**SUPPLIED MATERIAL:**
☆ ☆ ☆ ☆ ☆ ☆ ☆
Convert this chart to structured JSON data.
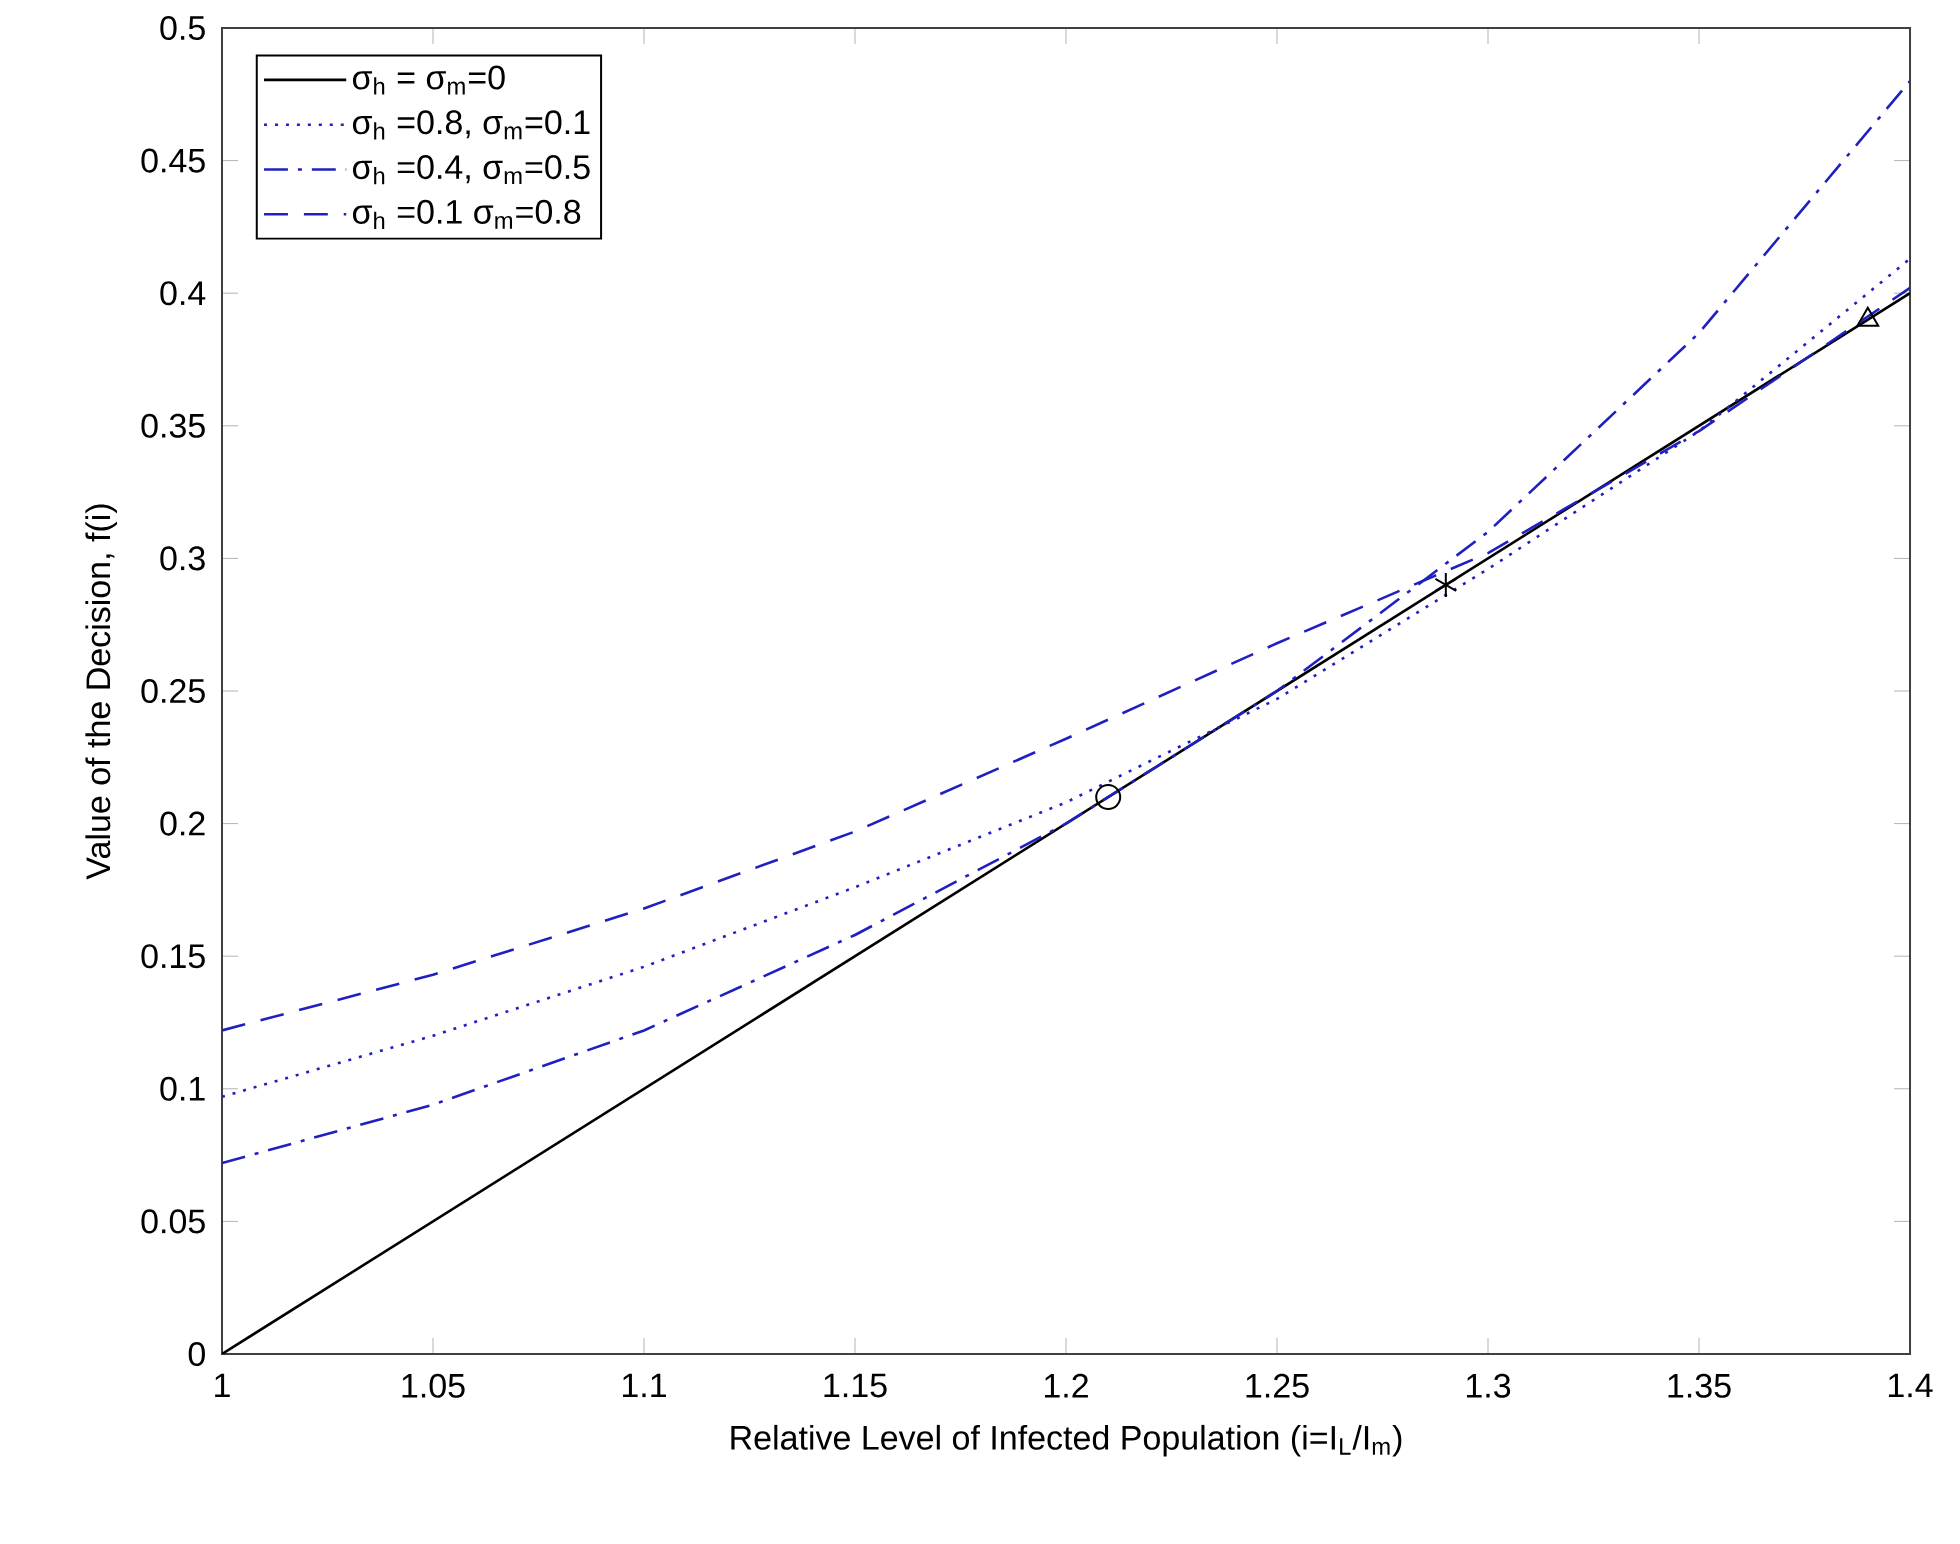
{
  "chart_data": {
    "type": "line",
    "xlabel": "Relative Level of Infected Population (i=I$_{L}$/I$_{m}$)",
    "ylabel": "Value of the Decision, f(i)",
    "xlim": [
      1,
      1.4
    ],
    "ylim": [
      0,
      0.5
    ],
    "xticks": [
      1,
      1.05,
      1.1,
      1.15,
      1.2,
      1.25,
      1.3,
      1.35,
      1.4
    ],
    "yticks": [
      0,
      0.05,
      0.1,
      0.15,
      0.2,
      0.25,
      0.3,
      0.35,
      0.4,
      0.45,
      0.5
    ],
    "legend": "top left",
    "grid": false,
    "series": [
      {
        "name": "σ$_{h}$ = σ$_{m}$=0",
        "color": "#000000",
        "line_style": "solid",
        "x": [
          1,
          1.4
        ],
        "values": [
          0,
          0.4
        ]
      },
      {
        "name": "σ$_{h}$ =0.8, σ$_{m}$=0.1",
        "color": "#2020c0",
        "line_style": "dotted",
        "x": [
          1,
          1.05,
          1.1,
          1.15,
          1.2,
          1.25,
          1.3,
          1.35,
          1.4
        ],
        "values": [
          0.097,
          0.12,
          0.146,
          0.176,
          0.208,
          0.247,
          0.296,
          0.348,
          0.413
        ]
      },
      {
        "name": "σ$_{h}$ =0.4, σ$_{m}$=0.5",
        "color": "#2020c0",
        "line_style": "dashdot",
        "x": [
          1,
          1.05,
          1.1,
          1.15,
          1.2,
          1.25,
          1.3,
          1.35,
          1.4
        ],
        "values": [
          0.072,
          0.094,
          0.122,
          0.158,
          0.2,
          0.25,
          0.31,
          0.385,
          0.48
        ]
      },
      {
        "name": "σ$_{h}$ =0.1 σ$_{m}$=0.8",
        "color": "#2020c0",
        "line_style": "dashed",
        "x": [
          1,
          1.05,
          1.1,
          1.15,
          1.2,
          1.25,
          1.3,
          1.35,
          1.4
        ],
        "values": [
          0.122,
          0.143,
          0.168,
          0.197,
          0.232,
          0.268,
          0.302,
          0.348,
          0.402
        ]
      },
      {
        "type": "scatter",
        "marker": "circle",
        "color": "#000000",
        "x": [
          1.21
        ],
        "values": [
          0.21
        ]
      },
      {
        "type": "scatter",
        "marker": "cross",
        "color": "#000000",
        "x": [
          1.29
        ],
        "values": [
          0.29
        ]
      },
      {
        "type": "scatter",
        "marker": "triangle",
        "color": "#000000",
        "x": [
          1.39
        ],
        "values": [
          0.39
        ]
      }
    ]
  }
}
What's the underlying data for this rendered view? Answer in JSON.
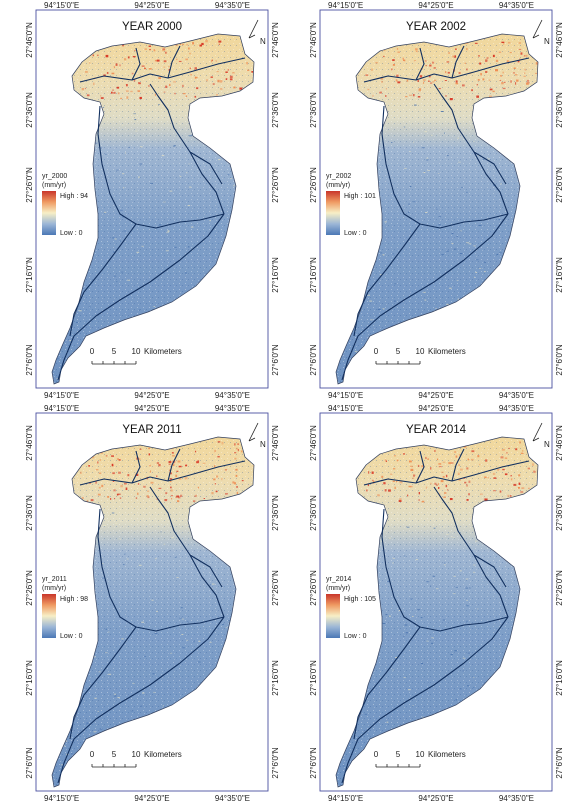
{
  "figure": {
    "panels": [
      {
        "id": "2000",
        "title": "YEAR 2000",
        "legend_title": "yr_2000",
        "legend_unit": "(mm/yr)",
        "high": "High : 94",
        "low": "Low : 0"
      },
      {
        "id": "2002",
        "title": "YEAR 2002",
        "legend_title": "yr_2002",
        "legend_unit": "(mm/yr)",
        "high": "High : 101",
        "low": "Low : 0"
      },
      {
        "id": "2011",
        "title": "YEAR 2011",
        "legend_title": "yr_2011",
        "legend_unit": "(mm/yr)",
        "high": "High : 98",
        "low": "Low : 0"
      },
      {
        "id": "2014",
        "title": "YEAR 2014",
        "legend_title": "yr_2014",
        "legend_unit": "(mm/yr)",
        "high": "High : 105",
        "low": "Low : 0"
      }
    ],
    "lon_ticks": [
      "94°15'0\"E",
      "94°25'0\"E",
      "94°35'0\"E"
    ],
    "lat_ticks": [
      "27°46'0\"N",
      "27°36'0\"N",
      "27°26'0\"N",
      "27°16'0\"N",
      "27°6'0\"N"
    ],
    "north_label": "N",
    "scalebar": {
      "labels": [
        "0",
        "5",
        "10"
      ],
      "unit": "Kilometers"
    },
    "colors": {
      "high": "#d7301f",
      "mid": "#f7efc6",
      "low": "#4b78b5",
      "river": "#12305f",
      "frame": "#4a4fa0"
    }
  }
}
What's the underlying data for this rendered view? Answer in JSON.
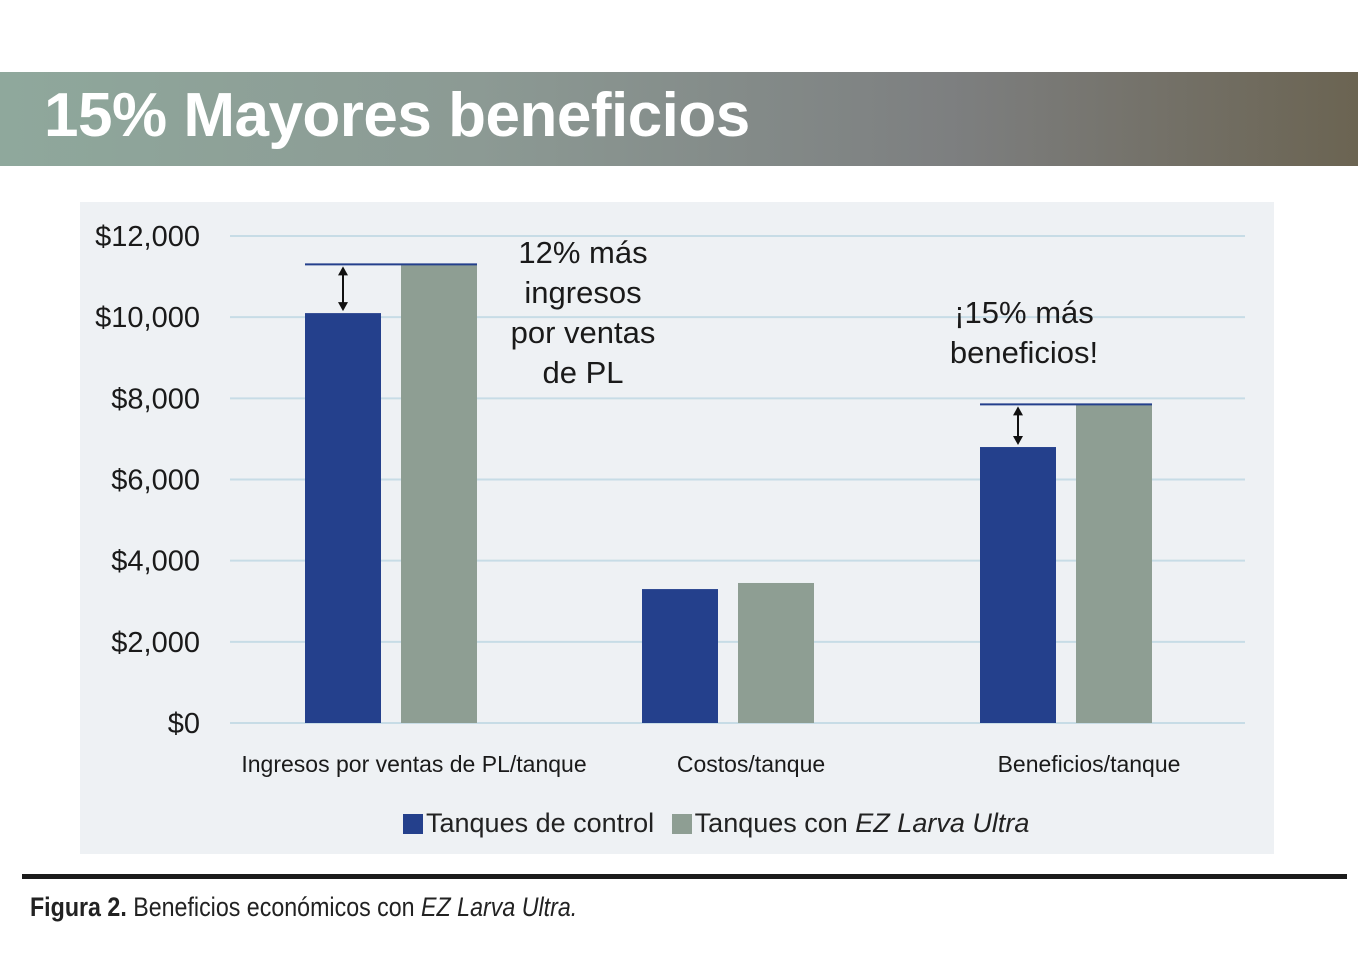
{
  "header": {
    "title": "15% Mayores beneficios"
  },
  "chart_data": {
    "type": "bar",
    "categories": [
      "Ingresos por ventas de PL/tanque",
      "Costos/tanque",
      "Beneficios/tanque"
    ],
    "series": [
      {
        "name": "Tanques de control",
        "values": [
          10100,
          3300,
          6800
        ],
        "color": "#24408c"
      },
      {
        "name": "Tanques con EZ Larva Ultra",
        "values": [
          11300,
          3450,
          7850
        ],
        "color": "#8e9e93"
      }
    ],
    "ylim": [
      0,
      12000
    ],
    "yticks": [
      0,
      2000,
      4000,
      6000,
      8000,
      10000,
      12000
    ],
    "ytick_labels": [
      "$0",
      "$2,000",
      "$4,000",
      "$6,000",
      "$8,000",
      "$10,000",
      "$12,000"
    ],
    "grid": true,
    "legend_position": "bottom",
    "annotations": [
      {
        "category": 0,
        "lines": [
          "12% más",
          "ingresos",
          "por ventas",
          "de PL"
        ]
      },
      {
        "category": 2,
        "lines": [
          "¡15% más",
          "beneficios!"
        ]
      }
    ]
  },
  "legend": {
    "control_label": "Tanques de control",
    "ez_prefix": "Tanques con ",
    "ez_product": "EZ Larva Ultra"
  },
  "caption": {
    "label": "Figura 2.",
    "text": " Beneficios económicos con ",
    "product": "EZ Larva Ultra."
  }
}
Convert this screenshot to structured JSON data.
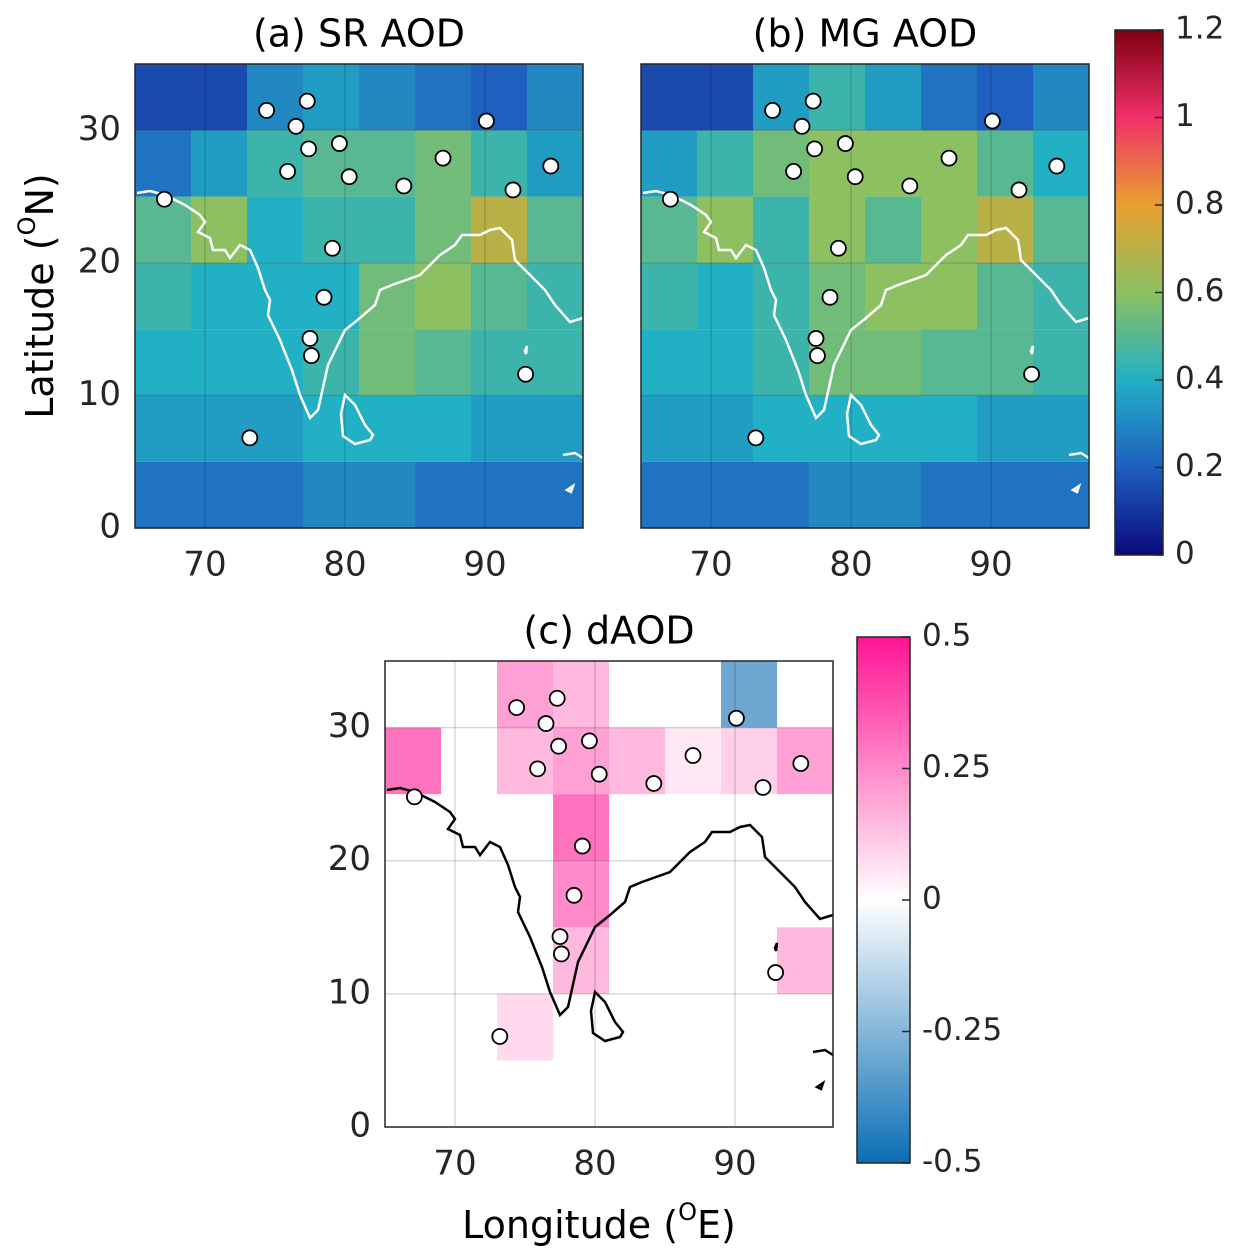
☆ ☆ ☆ ☆ ☆ ☆ ☆
**DIRECTION:** Exclude the pictures and transcribe all of the entries exactly.

**SOLVED EXERCISE:**
Convert this chart to structured JSON data.
{
  "chart_data": {
    "type": "line",
    "xlabel": "Relative Level of Infected Population (i=I$_{L}$/I$_{m}$)",
    "ylabel": "Value of the Decision, f(i)",
    "xlim": [
      1,
      1.4
    ],
    "ylim": [
      0,
      0.5
    ],
    "xticks": [
      1,
      1.05,
      1.1,
      1.15,
      1.2,
      1.25,
      1.3,
      1.35,
      1.4
    ],
    "yticks": [
      0,
      0.05,
      0.1,
      0.15,
      0.2,
      0.25,
      0.3,
      0.35,
      0.4,
      0.45,
      0.5
    ],
    "legend": "top left",
    "grid": false,
    "series": [
      {
        "name": "σ$_{h}$ = σ$_{m}$=0",
        "color": "#000000",
        "line_style": "solid",
        "x": [
          1,
          1.4
        ],
        "values": [
          0,
          0.4
        ]
      },
      {
        "name": "σ$_{h}$ =0.8, σ$_{m}$=0.1",
        "color": "#2020c0",
        "line_style": "dotted",
        "x": [
          1,
          1.05,
          1.1,
          1.15,
          1.2,
          1.25,
          1.3,
          1.35,
          1.4
        ],
        "values": [
          0.097,
          0.12,
          0.146,
          0.176,
          0.208,
          0.247,
          0.296,
          0.348,
          0.413
        ]
      },
      {
        "name": "σ$_{h}$ =0.4, σ$_{m}$=0.5",
        "color": "#2020c0",
        "line_style": "dashdot",
        "x": [
          1,
          1.05,
          1.1,
          1.15,
          1.2,
          1.25,
          1.3,
          1.35,
          1.4
        ],
        "values": [
          0.072,
          0.094,
          0.122,
          0.158,
          0.2,
          0.25,
          0.31,
          0.385,
          0.48
        ]
      },
      {
        "name": "σ$_{h}$ =0.1 σ$_{m}$=0.8",
        "color": "#2020c0",
        "line_style": "dashed",
        "x": [
          1,
          1.05,
          1.1,
          1.15,
          1.2,
          1.25,
          1.3,
          1.35,
          1.4
        ],
        "values": [
          0.122,
          0.143,
          0.168,
          0.197,
          0.232,
          0.268,
          0.302,
          0.348,
          0.402
        ]
      },
      {
        "type": "scatter",
        "marker": "circle",
        "color": "#000000",
        "x": [
          1.21
        ],
        "values": [
          0.21
        ]
      },
      {
        "type": "scatter",
        "marker": "cross",
        "color": "#000000",
        "x": [
          1.29
        ],
        "values": [
          0.29
        ]
      },
      {
        "type": "scatter",
        "marker": "triangle",
        "color": "#000000",
        "x": [
          1.39
        ],
        "values": [
          0.39
        ]
      }
    ]
  }
}
What's the underlying data for this rendered view? Answer in JSON.
{
  "figure": {
    "panels": [
      {
        "id": "2000",
        "title": "YEAR 2000",
        "legend_title": "yr_2000",
        "legend_unit": "(mm/yr)",
        "high": "High : 94",
        "low": "Low : 0"
      },
      {
        "id": "2002",
        "title": "YEAR 2002",
        "legend_title": "yr_2002",
        "legend_unit": "(mm/yr)",
        "high": "High : 101",
        "low": "Low : 0"
      },
      {
        "id": "2011",
        "title": "YEAR 2011",
        "legend_title": "yr_2011",
        "legend_unit": "(mm/yr)",
        "high": "High : 98",
        "low": "Low : 0"
      },
      {
        "id": "2014",
        "title": "YEAR 2014",
        "legend_title": "yr_2014",
        "legend_unit": "(mm/yr)",
        "high": "High : 105",
        "low": "Low : 0"
      }
    ],
    "lon_ticks": [
      "94°15'0\"E",
      "94°25'0\"E",
      "94°35'0\"E"
    ],
    "lat_ticks": [
      "27°46'0\"N",
      "27°36'0\"N",
      "27°26'0\"N",
      "27°16'0\"N",
      "27°6'0\"N"
    ],
    "north_label": "N",
    "scalebar": {
      "labels": [
        "0",
        "5",
        "10"
      ],
      "unit": "Kilometers"
    },
    "colors": {
      "high": "#d7301f",
      "mid": "#f7efc6",
      "low": "#4b78b5",
      "river": "#12305f",
      "frame": "#4a4fa0"
    }
  }
}
What's the underlying data for this rendered view? Answer in JSON.
{
  "header": {
    "title": "15% Mayores beneficios"
  },
  "chart_data": {
    "type": "bar",
    "categories": [
      "Ingresos por ventas de PL/tanque",
      "Costos/tanque",
      "Beneficios/tanque"
    ],
    "series": [
      {
        "name": "Tanques de control",
        "values": [
          10100,
          3300,
          6800
        ],
        "color": "#24408c"
      },
      {
        "name": "Tanques con EZ Larva Ultra",
        "values": [
          11300,
          3450,
          7850
        ],
        "color": "#8e9e93"
      }
    ],
    "ylim": [
      0,
      12000
    ],
    "yticks": [
      0,
      2000,
      4000,
      6000,
      8000,
      10000,
      12000
    ],
    "ytick_labels": [
      "$0",
      "$2,000",
      "$4,000",
      "$6,000",
      "$8,000",
      "$10,000",
      "$12,000"
    ],
    "grid": true,
    "legend_position": "bottom",
    "annotations": [
      {
        "category": 0,
        "lines": [
          "12% más",
          "ingresos",
          "por ventas",
          "de PL"
        ]
      },
      {
        "category": 2,
        "lines": [
          "¡15% más",
          "beneficios!"
        ]
      }
    ]
  },
  "legend": {
    "control_label": "Tanques de control",
    "ez_prefix": "Tanques con ",
    "ez_product": "EZ Larva Ultra"
  },
  "caption": {
    "label": "Figura 2.",
    "text": " Beneficios económicos con ",
    "product": "EZ Larva Ultra."
  }
}
Convert this screenshot to structured JSON data.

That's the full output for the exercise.